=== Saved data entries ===

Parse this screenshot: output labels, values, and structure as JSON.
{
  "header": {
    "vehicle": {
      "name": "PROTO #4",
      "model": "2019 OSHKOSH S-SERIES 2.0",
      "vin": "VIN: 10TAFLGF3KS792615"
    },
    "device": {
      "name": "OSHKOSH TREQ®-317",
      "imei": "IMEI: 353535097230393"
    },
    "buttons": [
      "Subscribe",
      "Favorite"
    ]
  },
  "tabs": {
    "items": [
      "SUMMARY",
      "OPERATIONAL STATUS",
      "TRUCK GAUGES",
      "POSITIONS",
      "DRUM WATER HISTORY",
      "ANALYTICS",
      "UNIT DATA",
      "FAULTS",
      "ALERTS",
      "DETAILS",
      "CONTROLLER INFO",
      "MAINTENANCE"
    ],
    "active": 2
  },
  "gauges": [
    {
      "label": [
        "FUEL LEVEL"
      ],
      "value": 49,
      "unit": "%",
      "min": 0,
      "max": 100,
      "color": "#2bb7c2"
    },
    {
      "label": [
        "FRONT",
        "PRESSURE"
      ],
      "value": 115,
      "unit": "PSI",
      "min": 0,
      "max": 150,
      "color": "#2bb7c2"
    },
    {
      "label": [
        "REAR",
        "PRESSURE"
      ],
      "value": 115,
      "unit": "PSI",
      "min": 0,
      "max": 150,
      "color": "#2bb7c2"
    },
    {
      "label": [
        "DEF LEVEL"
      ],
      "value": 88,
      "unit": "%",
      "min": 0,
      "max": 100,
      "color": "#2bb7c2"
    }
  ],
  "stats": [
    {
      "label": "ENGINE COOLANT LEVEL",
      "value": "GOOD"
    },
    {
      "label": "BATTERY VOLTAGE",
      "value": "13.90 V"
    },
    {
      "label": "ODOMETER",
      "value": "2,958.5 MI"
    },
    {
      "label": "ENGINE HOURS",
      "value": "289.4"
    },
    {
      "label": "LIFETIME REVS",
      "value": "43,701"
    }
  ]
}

=== Aim of the exercise ===
Pick out and copy the lines of the material that include the word "LEVEL".

=== Result ===
        "FUEL LEVEL"
        "DEF LEVEL"
      "label": "ENGINE COOLANT LEVEL",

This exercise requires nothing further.